++++ EXTRACTED DATA ++++

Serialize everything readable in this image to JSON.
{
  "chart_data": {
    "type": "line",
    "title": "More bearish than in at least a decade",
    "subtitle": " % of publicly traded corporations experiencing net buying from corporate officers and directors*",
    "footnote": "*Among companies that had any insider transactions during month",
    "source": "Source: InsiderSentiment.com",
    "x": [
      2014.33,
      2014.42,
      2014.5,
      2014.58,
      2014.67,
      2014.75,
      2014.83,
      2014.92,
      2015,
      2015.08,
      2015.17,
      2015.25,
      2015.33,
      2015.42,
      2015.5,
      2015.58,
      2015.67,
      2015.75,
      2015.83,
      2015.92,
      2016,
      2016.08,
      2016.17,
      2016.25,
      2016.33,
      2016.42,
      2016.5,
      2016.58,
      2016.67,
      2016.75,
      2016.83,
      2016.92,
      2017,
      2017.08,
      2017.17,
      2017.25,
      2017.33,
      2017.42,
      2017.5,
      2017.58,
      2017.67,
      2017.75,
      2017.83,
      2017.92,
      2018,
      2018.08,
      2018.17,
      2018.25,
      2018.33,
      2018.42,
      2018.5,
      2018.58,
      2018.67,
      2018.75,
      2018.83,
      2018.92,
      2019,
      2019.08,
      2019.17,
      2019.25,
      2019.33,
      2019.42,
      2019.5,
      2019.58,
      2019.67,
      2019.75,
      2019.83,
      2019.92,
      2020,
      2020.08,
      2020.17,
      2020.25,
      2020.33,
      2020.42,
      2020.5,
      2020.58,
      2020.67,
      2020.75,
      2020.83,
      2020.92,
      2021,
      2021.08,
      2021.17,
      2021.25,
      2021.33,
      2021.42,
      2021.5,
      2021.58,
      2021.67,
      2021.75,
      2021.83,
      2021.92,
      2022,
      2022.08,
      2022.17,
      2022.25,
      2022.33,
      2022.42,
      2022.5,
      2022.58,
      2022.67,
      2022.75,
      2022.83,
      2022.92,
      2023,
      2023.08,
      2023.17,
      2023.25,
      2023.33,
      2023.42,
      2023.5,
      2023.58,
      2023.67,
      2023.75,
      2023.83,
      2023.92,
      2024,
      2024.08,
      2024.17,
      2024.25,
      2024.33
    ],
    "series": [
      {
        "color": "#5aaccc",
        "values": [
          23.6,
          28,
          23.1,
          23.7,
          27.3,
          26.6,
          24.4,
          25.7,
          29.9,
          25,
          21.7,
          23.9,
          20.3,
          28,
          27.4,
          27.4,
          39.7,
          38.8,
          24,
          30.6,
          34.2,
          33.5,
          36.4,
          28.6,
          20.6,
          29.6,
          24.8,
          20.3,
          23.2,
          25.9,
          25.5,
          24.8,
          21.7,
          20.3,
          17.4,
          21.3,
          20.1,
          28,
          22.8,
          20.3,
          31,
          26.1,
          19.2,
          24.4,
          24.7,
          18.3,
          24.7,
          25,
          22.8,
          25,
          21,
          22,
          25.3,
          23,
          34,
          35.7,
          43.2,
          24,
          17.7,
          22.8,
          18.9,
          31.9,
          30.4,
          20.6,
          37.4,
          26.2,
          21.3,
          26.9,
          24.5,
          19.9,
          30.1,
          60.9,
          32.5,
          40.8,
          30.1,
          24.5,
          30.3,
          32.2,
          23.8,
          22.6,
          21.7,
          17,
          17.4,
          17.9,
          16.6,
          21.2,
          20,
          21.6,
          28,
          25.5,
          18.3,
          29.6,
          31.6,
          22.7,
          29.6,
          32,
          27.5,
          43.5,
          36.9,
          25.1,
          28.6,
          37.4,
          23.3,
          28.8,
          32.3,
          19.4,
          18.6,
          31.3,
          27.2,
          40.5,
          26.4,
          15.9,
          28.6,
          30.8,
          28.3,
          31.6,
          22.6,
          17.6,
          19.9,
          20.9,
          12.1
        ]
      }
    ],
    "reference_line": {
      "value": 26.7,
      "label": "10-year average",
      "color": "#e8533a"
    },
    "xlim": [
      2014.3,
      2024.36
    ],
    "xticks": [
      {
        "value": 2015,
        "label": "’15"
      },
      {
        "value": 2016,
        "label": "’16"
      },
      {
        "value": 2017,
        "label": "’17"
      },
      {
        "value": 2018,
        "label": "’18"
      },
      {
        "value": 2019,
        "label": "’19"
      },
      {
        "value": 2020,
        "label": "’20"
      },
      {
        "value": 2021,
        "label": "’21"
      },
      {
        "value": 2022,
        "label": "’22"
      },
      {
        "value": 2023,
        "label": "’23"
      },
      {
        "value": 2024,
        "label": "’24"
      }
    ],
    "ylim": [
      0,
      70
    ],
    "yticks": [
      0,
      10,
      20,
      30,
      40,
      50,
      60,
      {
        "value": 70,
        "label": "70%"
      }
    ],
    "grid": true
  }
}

++++

» **WHAT TO WORK ON**: Produce an exact copy of all the records.

» **SOLUTION TO THIS PROBLEM**:
Serialize everything readable in this image to JSON.
{
  "chart_data": {
    "type": "line",
    "title": "More bearish than in at least a decade",
    "subtitle": " % of publicly traded corporations experiencing net buying from corporate officers and directors*",
    "footnote": "*Among companies that had any insider transactions during month",
    "source": "Source: InsiderSentiment.com",
    "x": [
      2014.33,
      2014.42,
      2014.5,
      2014.58,
      2014.67,
      2014.75,
      2014.83,
      2014.92,
      2015,
      2015.08,
      2015.17,
      2015.25,
      2015.33,
      2015.42,
      2015.5,
      2015.58,
      2015.67,
      2015.75,
      2015.83,
      2015.92,
      2016,
      2016.08,
      2016.17,
      2016.25,
      2016.33,
      2016.42,
      2016.5,
      2016.58,
      2016.67,
      2016.75,
      2016.83,
      2016.92,
      2017,
      2017.08,
      2017.17,
      2017.25,
      2017.33,
      2017.42,
      2017.5,
      2017.58,
      2017.67,
      2017.75,
      2017.83,
      2017.92,
      2018,
      2018.08,
      2018.17,
      2018.25,
      2018.33,
      2018.42,
      2018.5,
      2018.58,
      2018.67,
      2018.75,
      2018.83,
      2018.92,
      2019,
      2019.08,
      2019.17,
      2019.25,
      2019.33,
      2019.42,
      2019.5,
      2019.58,
      2019.67,
      2019.75,
      2019.83,
      2019.92,
      2020,
      2020.08,
      2020.17,
      2020.25,
      2020.33,
      2020.42,
      2020.5,
      2020.58,
      2020.67,
      2020.75,
      2020.83,
      2020.92,
      2021,
      2021.08,
      2021.17,
      2021.25,
      2021.33,
      2021.42,
      2021.5,
      2021.58,
      2021.67,
      2021.75,
      2021.83,
      2021.92,
      2022,
      2022.08,
      2022.17,
      2022.25,
      2022.33,
      2022.42,
      2022.5,
      2022.58,
      2022.67,
      2022.75,
      2022.83,
      2022.92,
      2023,
      2023.08,
      2023.17,
      2023.25,
      2023.33,
      2023.42,
      2023.5,
      2023.58,
      2023.67,
      2023.75,
      2023.83,
      2023.92,
      2024,
      2024.08,
      2024.17,
      2024.25,
      2024.33
    ],
    "series": [
      {
        "color": "#5aaccc",
        "values": [
          23.6,
          28,
          23.1,
          23.7,
          27.3,
          26.6,
          24.4,
          25.7,
          29.9,
          25,
          21.7,
          23.9,
          20.3,
          28,
          27.4,
          27.4,
          39.7,
          38.8,
          24,
          30.6,
          34.2,
          33.5,
          36.4,
          28.6,
          20.6,
          29.6,
          24.8,
          20.3,
          23.2,
          25.9,
          25.5,
          24.8,
          21.7,
          20.3,
          17.4,
          21.3,
          20.1,
          28,
          22.8,
          20.3,
          31,
          26.1,
          19.2,
          24.4,
          24.7,
          18.3,
          24.7,
          25,
          22.8,
          25,
          21,
          22,
          25.3,
          23,
          34,
          35.7,
          43.2,
          24,
          17.7,
          22.8,
          18.9,
          31.9,
          30.4,
          20.6,
          37.4,
          26.2,
          21.3,
          26.9,
          24.5,
          19.9,
          30.1,
          60.9,
          32.5,
          40.8,
          30.1,
          24.5,
          30.3,
          32.2,
          23.8,
          22.6,
          21.7,
          17,
          17.4,
          17.9,
          16.6,
          21.2,
          20,
          21.6,
          28,
          25.5,
          18.3,
          29.6,
          31.6,
          22.7,
          29.6,
          32,
          27.5,
          43.5,
          36.9,
          25.1,
          28.6,
          37.4,
          23.3,
          28.8,
          32.3,
          19.4,
          18.6,
          31.3,
          27.2,
          40.5,
          26.4,
          15.9,
          28.6,
          30.8,
          28.3,
          31.6,
          22.6,
          17.6,
          19.9,
          20.9,
          12.1
        ]
      }
    ],
    "reference_line": {
      "value": 26.7,
      "label": "10-year average",
      "color": "#e8533a"
    },
    "xlim": [
      2014.3,
      2024.36
    ],
    "xticks": [
      {
        "value": 2015,
        "label": "’15"
      },
      {
        "value": 2016,
        "label": "’16"
      },
      {
        "value": 2017,
        "label": "’17"
      },
      {
        "value": 2018,
        "label": "’18"
      },
      {
        "value": 2019,
        "label": "’19"
      },
      {
        "value": 2020,
        "label": "’20"
      },
      {
        "value": 2021,
        "label": "’21"
      },
      {
        "value": 2022,
        "label": "’22"
      },
      {
        "value": 2023,
        "label": "’23"
      },
      {
        "value": 2024,
        "label": "’24"
      }
    ],
    "ylim": [
      0,
      70
    ],
    "yticks": [
      0,
      10,
      20,
      30,
      40,
      50,
      60,
      {
        "value": 70,
        "label": "70%"
      }
    ],
    "grid": true
  }
}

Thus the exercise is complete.